SÉRIE D’EXERCICES.
1. Recopiez le passage de l’extrait sur la ville et son rocher qui commence par les mots contenant « Eh bien, non ! » et se termine par « d’un grand paysage. », en substituant « vallée » à « plaine ».
2. Poursuivez l’extrait sur la ville et son rocher à partir de sa dernière phrase.

Eh bien, non ! Cette ville, — prise en bloc, — est vraiment une chose unique au monde, moins peut-être par ses ruines que par son ciel et surtout par le site extraordinaire qu’elle occupe. Le rocher que j’ai sous les yeux, avec ses grandes surfaces lisses, ses portiques et ses frontons de marbre, est un colossal miroir dressé au centre d’une vaste plaine inondée de clarté, comme pour en capter toute l’opulence lumineuse. Le secret de son prestige est là. En somme, le coup de génie pour un Phidias, ç’a été d’obéir aux indications de la nature. Il a senti qu’il y avait dans cette roche, déjà consacrée par la religion, un piédestal tout préparé pour un chef-d’œuvre. Le chef-d’œuvre réalisé, ce fut la rencontre d’un grand artiste et d’un grand paysage.

JEU DE DONNÉES.
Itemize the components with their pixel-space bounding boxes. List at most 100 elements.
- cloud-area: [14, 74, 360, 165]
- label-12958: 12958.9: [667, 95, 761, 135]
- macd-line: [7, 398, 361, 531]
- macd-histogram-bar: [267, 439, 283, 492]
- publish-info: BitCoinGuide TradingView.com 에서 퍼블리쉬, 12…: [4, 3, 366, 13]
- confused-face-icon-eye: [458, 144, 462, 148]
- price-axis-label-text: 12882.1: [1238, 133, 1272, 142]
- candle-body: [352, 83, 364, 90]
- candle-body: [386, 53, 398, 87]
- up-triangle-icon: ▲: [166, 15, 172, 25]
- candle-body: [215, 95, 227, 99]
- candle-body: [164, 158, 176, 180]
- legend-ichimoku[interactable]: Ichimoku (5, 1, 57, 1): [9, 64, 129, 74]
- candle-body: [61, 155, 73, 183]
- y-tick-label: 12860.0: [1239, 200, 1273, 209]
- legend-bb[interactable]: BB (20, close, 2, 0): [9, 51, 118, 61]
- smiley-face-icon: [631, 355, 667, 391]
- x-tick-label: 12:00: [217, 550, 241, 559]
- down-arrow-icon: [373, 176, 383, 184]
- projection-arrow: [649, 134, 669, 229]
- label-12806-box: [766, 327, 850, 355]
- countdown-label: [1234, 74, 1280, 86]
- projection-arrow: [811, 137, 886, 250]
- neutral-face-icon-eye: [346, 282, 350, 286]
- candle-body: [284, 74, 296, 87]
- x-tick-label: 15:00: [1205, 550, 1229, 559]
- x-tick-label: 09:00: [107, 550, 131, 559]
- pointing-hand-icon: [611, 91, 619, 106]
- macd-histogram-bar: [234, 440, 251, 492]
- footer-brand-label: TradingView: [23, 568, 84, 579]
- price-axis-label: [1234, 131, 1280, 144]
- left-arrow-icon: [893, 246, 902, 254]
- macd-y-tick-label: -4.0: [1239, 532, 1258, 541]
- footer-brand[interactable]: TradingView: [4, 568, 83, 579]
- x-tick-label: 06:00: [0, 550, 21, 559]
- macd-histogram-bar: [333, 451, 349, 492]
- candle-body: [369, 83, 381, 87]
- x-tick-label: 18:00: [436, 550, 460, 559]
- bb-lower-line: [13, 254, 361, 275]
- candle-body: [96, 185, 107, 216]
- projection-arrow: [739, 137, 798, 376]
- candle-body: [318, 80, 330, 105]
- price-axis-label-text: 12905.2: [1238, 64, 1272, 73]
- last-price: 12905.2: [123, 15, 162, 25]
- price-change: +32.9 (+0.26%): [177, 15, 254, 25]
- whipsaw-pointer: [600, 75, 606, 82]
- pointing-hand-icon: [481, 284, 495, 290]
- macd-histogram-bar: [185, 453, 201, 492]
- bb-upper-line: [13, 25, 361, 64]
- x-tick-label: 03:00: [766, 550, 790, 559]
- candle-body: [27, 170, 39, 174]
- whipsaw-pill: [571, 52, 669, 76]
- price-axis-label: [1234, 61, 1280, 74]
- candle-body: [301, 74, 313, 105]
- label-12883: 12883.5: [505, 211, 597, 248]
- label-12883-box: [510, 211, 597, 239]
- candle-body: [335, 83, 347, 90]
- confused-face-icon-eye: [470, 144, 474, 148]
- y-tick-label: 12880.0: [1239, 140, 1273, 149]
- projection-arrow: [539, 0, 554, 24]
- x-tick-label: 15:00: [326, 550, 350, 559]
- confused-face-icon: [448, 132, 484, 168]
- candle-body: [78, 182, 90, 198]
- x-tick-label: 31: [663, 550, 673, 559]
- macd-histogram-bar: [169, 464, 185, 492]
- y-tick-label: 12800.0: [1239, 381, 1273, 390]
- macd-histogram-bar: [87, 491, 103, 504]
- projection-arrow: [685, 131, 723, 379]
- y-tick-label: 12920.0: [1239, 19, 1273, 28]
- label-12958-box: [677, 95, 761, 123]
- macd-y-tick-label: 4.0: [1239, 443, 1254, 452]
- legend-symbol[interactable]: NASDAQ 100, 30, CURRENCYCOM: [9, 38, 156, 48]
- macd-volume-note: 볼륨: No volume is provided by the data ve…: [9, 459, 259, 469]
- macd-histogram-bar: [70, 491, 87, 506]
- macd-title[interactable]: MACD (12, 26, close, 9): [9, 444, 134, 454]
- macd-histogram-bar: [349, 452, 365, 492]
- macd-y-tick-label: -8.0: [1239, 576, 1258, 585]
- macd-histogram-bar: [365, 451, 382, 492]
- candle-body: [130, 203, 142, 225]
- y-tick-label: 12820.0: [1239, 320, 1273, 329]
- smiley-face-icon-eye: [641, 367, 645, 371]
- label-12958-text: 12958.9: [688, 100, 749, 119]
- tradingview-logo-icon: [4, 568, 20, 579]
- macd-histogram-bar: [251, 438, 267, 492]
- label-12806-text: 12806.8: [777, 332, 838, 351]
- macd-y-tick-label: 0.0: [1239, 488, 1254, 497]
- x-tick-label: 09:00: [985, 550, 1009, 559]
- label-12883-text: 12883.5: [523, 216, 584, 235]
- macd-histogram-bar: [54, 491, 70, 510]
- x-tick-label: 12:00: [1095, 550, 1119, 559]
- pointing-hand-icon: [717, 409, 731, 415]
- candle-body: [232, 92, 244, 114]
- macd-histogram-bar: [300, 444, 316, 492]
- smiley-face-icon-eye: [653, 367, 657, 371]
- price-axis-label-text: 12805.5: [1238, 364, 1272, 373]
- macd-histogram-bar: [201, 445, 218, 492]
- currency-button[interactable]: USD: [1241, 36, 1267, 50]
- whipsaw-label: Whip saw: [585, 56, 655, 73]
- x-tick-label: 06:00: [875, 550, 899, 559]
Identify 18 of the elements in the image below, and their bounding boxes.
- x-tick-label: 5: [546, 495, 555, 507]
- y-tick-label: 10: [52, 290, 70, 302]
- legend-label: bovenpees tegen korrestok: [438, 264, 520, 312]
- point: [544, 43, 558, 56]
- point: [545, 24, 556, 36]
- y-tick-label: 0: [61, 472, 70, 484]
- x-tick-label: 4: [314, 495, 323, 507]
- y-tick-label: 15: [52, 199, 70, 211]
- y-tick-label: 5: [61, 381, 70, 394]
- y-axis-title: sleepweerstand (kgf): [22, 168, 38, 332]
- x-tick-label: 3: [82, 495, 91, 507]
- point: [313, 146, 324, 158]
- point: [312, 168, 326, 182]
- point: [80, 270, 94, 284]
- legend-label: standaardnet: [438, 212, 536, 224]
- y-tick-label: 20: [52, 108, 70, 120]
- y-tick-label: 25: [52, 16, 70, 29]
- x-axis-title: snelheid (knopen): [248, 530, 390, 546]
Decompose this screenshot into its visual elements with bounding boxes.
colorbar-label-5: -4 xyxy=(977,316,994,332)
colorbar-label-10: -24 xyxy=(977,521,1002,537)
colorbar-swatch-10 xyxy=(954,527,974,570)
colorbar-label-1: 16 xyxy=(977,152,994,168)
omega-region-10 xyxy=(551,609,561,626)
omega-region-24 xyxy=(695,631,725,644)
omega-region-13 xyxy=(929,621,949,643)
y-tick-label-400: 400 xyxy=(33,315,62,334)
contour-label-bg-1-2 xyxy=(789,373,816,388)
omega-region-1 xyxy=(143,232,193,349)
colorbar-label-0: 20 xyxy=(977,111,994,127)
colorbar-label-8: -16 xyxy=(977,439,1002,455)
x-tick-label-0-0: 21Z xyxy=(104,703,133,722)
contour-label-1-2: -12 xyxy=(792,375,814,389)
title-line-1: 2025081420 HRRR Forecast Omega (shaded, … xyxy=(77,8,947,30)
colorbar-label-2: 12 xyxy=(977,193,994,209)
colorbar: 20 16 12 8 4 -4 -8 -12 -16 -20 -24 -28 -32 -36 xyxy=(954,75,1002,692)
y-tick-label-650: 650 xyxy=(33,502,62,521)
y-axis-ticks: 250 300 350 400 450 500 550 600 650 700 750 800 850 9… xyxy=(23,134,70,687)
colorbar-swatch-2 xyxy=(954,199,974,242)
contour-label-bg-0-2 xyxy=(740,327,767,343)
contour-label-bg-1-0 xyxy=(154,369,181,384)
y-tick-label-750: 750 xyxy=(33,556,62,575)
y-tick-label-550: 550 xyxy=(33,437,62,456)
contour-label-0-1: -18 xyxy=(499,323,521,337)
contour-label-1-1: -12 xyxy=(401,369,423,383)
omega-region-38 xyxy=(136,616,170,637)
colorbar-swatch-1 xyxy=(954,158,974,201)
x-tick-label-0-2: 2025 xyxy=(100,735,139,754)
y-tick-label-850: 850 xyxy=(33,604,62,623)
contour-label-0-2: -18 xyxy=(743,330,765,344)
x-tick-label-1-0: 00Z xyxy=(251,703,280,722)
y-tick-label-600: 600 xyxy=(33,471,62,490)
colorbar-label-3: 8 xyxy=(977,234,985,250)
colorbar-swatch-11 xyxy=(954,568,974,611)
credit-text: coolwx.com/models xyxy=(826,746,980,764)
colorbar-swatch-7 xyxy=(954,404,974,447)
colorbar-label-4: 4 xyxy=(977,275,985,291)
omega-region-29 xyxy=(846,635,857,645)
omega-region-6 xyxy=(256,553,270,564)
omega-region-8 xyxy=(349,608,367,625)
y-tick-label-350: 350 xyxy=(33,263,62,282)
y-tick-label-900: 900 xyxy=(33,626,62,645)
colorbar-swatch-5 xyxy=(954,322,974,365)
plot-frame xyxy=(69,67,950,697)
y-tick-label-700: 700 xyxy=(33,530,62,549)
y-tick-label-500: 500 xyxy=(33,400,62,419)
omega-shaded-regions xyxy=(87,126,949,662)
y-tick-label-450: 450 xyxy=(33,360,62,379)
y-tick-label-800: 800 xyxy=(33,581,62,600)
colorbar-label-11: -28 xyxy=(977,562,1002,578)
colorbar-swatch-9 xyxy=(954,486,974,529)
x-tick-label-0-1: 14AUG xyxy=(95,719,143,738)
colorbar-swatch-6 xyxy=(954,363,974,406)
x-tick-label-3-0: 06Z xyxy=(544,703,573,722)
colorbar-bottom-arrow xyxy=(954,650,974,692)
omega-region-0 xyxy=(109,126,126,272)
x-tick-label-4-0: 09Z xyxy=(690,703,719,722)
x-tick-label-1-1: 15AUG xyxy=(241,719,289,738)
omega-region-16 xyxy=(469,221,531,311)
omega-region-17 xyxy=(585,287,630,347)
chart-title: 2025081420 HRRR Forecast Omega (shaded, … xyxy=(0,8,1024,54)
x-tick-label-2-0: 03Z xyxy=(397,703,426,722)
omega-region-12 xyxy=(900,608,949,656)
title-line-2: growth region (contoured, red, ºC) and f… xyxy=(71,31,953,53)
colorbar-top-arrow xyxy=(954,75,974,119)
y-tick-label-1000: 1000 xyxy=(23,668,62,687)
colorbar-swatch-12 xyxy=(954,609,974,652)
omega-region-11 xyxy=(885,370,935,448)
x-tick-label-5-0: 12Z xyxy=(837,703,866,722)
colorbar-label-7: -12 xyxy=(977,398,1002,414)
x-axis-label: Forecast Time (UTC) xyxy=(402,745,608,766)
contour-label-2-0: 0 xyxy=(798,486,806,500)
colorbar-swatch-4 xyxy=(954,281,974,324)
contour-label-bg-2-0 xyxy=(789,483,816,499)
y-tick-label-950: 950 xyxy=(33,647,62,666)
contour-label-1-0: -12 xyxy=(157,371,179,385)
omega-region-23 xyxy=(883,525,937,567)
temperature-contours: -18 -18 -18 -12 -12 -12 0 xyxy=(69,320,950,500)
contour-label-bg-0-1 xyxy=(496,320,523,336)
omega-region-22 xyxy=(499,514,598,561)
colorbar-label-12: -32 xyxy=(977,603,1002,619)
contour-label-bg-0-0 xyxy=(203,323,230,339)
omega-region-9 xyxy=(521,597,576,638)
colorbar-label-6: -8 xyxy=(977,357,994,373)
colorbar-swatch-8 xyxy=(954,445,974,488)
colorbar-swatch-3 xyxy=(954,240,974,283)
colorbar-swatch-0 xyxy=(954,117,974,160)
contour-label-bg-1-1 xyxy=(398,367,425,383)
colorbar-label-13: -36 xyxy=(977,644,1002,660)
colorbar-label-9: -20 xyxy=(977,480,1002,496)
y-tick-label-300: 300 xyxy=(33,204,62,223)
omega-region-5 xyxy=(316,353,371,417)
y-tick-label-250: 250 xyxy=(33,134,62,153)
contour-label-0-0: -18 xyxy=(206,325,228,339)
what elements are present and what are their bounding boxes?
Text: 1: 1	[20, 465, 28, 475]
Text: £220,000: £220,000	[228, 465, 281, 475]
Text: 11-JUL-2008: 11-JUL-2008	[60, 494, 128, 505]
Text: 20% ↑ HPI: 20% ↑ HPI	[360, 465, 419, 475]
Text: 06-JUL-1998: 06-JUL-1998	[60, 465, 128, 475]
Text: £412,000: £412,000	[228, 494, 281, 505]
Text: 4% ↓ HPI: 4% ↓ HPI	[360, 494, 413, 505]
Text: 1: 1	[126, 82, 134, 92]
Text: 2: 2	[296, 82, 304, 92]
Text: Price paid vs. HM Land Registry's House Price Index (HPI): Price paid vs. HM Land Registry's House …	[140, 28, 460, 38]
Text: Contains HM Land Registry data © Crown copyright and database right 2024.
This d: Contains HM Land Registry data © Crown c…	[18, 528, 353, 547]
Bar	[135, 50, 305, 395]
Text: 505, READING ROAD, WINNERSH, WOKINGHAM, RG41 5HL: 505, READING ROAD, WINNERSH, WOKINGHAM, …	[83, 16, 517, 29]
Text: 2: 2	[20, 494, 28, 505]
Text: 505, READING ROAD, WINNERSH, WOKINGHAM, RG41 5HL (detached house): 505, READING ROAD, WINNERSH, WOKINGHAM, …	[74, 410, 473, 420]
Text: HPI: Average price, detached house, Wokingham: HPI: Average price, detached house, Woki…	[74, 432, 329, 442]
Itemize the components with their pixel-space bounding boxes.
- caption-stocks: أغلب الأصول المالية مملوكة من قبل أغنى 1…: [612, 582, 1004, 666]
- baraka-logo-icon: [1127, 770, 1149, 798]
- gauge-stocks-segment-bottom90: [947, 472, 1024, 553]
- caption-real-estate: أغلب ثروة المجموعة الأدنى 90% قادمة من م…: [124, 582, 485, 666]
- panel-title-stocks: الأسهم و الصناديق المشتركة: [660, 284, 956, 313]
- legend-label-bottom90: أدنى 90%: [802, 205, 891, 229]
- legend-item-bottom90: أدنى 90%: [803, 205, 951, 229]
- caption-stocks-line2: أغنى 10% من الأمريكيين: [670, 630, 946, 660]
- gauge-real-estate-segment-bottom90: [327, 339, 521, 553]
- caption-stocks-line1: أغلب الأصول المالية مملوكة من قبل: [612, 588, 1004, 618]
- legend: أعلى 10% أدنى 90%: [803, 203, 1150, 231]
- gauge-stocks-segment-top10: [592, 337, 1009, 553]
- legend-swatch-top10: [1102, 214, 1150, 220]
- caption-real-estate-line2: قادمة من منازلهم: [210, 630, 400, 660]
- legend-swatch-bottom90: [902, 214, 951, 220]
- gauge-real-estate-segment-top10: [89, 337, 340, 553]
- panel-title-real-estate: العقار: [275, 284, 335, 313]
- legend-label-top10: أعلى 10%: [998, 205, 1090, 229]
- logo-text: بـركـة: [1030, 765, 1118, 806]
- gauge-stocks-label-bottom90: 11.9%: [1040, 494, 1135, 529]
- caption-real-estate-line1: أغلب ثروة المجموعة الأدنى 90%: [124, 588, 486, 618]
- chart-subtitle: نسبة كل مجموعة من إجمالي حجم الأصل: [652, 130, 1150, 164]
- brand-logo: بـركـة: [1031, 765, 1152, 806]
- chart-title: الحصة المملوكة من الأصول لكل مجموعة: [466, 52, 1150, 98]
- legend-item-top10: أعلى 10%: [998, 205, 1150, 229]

RÉPONSES AUX EXERCICES.
1.
Eh bien, non ! Cette ville, — prise en bloc, — est vraiment une chose unique au monde, moins peut-être par ses ruines que par son ciel et surtout par le site extraordinaire qu’elle occupe. Le rocher que j’ai sous les yeux, avec ses grandes surfaces lisses, ses portiques et ses frontons de marbre, est un colossal miroir dressé au centre d’une vaste vallée inondée de clarté, comme pour en capter toute l’opulence lumineuse. Le secret de son prestige est là. En somme, le coup de génie pour un Phidias, ç’a été d’obéir aux indications de la nature. Il a senti qu’il y avait dans cette roche, déjà consacrée par la religion, un piédestal tout préparé pour un chef-d’œuvre. Le chef-d’œuvre réalisé, ce fut la rencontre d’un grand artiste et d’un grand paysage.

2.
Et c’est pour cela qu’il est absurde de séparer le Parthénon de son cadre. Descendez-le de sa colline, ôtez-lui les jeux de la lumière, l’atmosphère brillante et ventilée où il s’épanouit, le voilà presque rabaissé au niveau du Théseion. Tel qu’il est, au contraire, il surgit comme un étrange phare qui recueillerait tous les rayons et tous les reflets des matins et des soirs, pour les répandre en une changeante et brève illumination sur les montagnes et sur la mer…

Cela, c’est la grande beauté d’Athènes ; tout le reste n’est que de l’esthétisme, ou de la curiosité.


LOUIS BERTRAND.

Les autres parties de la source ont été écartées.